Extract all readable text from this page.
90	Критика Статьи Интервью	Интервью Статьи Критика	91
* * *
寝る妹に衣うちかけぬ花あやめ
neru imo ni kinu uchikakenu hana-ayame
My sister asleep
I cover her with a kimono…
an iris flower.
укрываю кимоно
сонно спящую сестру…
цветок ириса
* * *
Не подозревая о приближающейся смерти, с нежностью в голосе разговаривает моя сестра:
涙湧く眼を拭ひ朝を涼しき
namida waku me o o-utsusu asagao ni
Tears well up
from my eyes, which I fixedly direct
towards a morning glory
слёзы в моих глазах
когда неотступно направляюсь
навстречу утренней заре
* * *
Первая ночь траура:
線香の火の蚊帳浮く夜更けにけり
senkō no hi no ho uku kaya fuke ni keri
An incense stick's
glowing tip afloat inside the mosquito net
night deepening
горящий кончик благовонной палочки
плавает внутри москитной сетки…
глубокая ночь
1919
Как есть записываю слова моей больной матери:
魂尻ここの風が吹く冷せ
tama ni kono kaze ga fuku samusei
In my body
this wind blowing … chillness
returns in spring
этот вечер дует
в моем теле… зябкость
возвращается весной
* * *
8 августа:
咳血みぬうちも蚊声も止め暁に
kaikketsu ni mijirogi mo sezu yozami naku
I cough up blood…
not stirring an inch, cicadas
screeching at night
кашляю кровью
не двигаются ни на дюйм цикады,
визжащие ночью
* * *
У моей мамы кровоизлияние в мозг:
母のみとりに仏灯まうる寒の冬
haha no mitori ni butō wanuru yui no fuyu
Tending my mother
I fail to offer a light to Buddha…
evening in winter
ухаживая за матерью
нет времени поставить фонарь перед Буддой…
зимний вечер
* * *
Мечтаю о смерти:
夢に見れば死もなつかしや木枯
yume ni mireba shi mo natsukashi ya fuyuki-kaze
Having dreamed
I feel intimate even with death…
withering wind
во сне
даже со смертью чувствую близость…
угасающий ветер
----------------
Goal » Pick out all the lines with the word "wind" in them and copy them.

Written response »
this wind blowing … chillness
withering wind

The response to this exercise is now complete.